* Problem to solve
Report the number of lines where the string "used" occurs, and write nothing else.

* Material
____
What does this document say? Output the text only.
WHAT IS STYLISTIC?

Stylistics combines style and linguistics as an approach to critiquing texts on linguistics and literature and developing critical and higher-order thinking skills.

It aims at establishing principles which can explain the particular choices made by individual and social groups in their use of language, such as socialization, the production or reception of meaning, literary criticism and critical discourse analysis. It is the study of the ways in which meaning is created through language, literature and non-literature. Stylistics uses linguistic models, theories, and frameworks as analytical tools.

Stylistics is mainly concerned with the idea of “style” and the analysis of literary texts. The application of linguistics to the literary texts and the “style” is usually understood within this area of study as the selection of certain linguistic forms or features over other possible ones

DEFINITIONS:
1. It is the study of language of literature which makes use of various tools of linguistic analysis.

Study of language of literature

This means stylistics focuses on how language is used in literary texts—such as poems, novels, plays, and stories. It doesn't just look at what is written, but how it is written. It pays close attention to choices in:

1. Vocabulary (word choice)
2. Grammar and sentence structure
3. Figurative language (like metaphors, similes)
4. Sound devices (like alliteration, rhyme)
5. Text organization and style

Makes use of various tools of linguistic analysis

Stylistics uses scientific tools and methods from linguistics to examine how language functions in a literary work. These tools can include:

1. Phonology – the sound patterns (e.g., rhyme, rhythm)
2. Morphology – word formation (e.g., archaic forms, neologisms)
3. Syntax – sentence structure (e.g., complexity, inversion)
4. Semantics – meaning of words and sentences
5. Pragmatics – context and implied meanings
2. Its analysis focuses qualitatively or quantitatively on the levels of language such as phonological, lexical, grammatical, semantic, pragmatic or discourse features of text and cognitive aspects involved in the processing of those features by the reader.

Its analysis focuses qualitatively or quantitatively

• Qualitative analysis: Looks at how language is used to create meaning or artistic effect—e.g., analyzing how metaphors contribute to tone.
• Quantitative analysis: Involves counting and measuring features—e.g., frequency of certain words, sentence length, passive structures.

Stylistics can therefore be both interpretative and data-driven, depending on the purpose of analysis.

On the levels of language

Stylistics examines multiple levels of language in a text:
____
* Output below
2